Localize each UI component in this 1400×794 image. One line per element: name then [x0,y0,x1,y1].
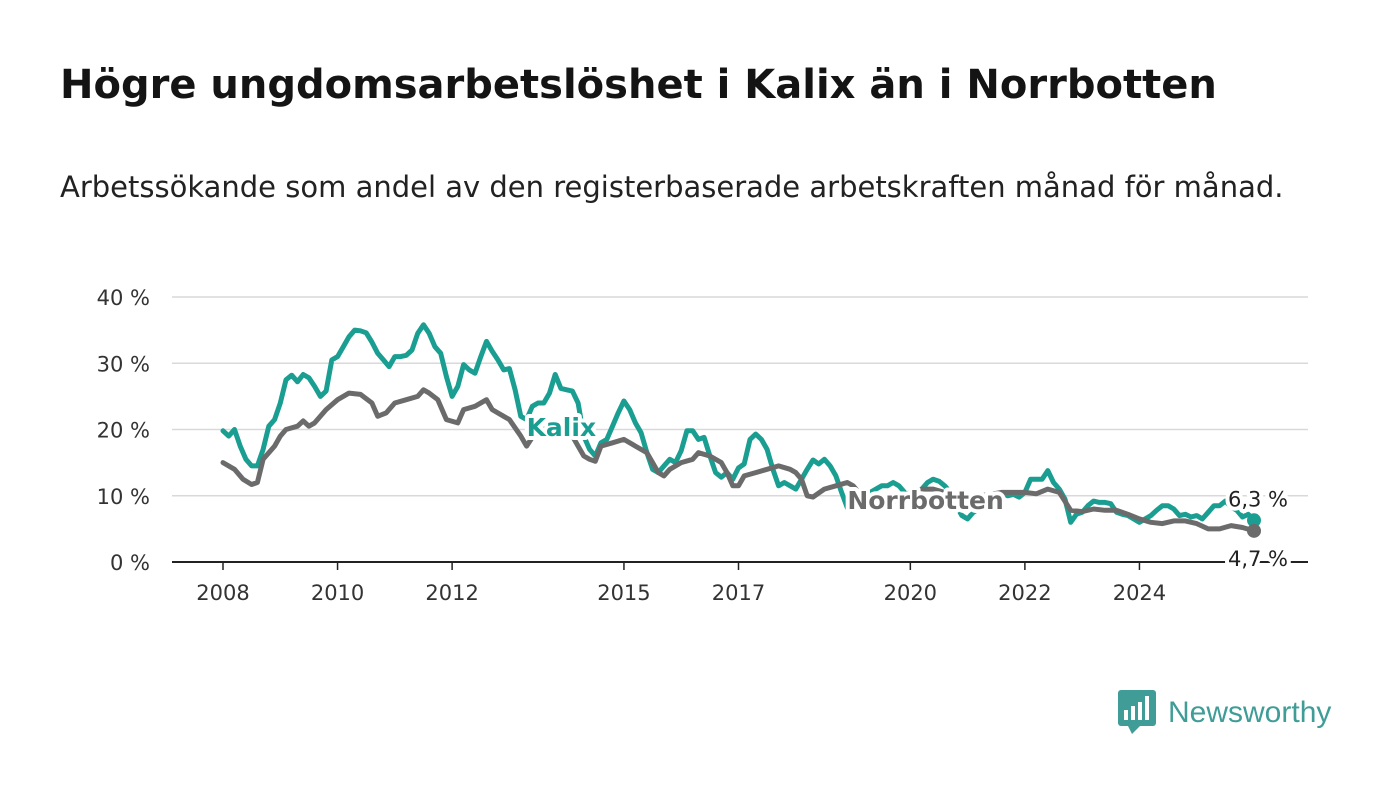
x-axis-ticks: 2008 2010 2012 2015 2017 2020 2022 2024 [196,562,1166,605]
y-tick-label: 40 % [97,286,150,310]
end-point-kalix [1247,513,1261,528]
bar-chart-logo-icon [1118,690,1156,734]
end-label-kalix: 6,3 % [1228,487,1288,511]
x-tick-label: 2024 [1113,581,1166,605]
end-point-norrbotten [1247,523,1261,538]
series-label-norrbotten: Norrbotten [847,486,1003,515]
x-tick-label: 2017 [712,581,765,605]
x-tick-label: 2020 [884,581,937,605]
series-line-norrbotten [220,387,1257,534]
brand-name: Newsworthy [1168,696,1332,729]
series-line-kalix [220,322,1257,525]
x-tick-label: 2015 [597,581,650,605]
chart-subtitle: Arbetssökande som andel av den registerb… [60,170,1284,204]
series-label-kalix: Kalix [527,413,597,442]
gridlines [172,296,1308,563]
y-tick-label: 10 % [97,485,150,509]
y-axis-ticks: 0 % 10 % 20 % 30 % 40 % [97,286,150,575]
newsworthy-logo: Newsworthy [1118,690,1331,736]
chart-title: Högre ungdomsarbetslöshet i Kalix än i N… [60,62,1217,108]
y-tick-label: 20 % [97,419,150,443]
series-labels: Kalix Norrbotten 6,3 % 4,7 % [523,409,1292,575]
y-tick-label: 0 % [110,551,150,575]
end-label-norrbotten: 4,7 % [1228,547,1288,571]
x-tick-label: 2010 [311,581,364,605]
y-tick-label: 30 % [97,352,150,376]
x-tick-label: 2022 [998,581,1051,605]
x-tick-label: 2012 [425,581,478,605]
series-lines [220,322,1261,538]
x-tick-label: 2008 [196,581,249,605]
****
* **Instructions for the task**: Reproduce the entries that begin at the line containing "x-axis-ticks: 2008 2010" and end after the line containing "series-line-kalix [220,322,1257,525]", switching "x-tick-label" to "x-axis-label" and leaving everything else unchanged.

* **Written solution**:
x-axis-ticks: 2008 2010 2012 2015 2017 2020 2022 2024 [196,562,1166,605]
y-tick-label: 40 % [97,286,150,310]
end-point-kalix [1247,513,1261,528]
bar-chart-logo-icon [1118,690,1156,734]
end-label-kalix: 6,3 % [1228,487,1288,511]
x-axis-label: 2024 [1113,581,1166,605]
end-point-norrbotten [1247,523,1261,538]
series-label-norrbotten: Norrbotten [847,486,1003,515]
x-axis-label: 2017 [712,581,765,605]
x-axis-label: 2020 [884,581,937,605]
series-line-norrbotten [220,387,1257,534]
brand-name: Newsworthy [1168,696,1332,729]
series-line-kalix [220,322,1257,525]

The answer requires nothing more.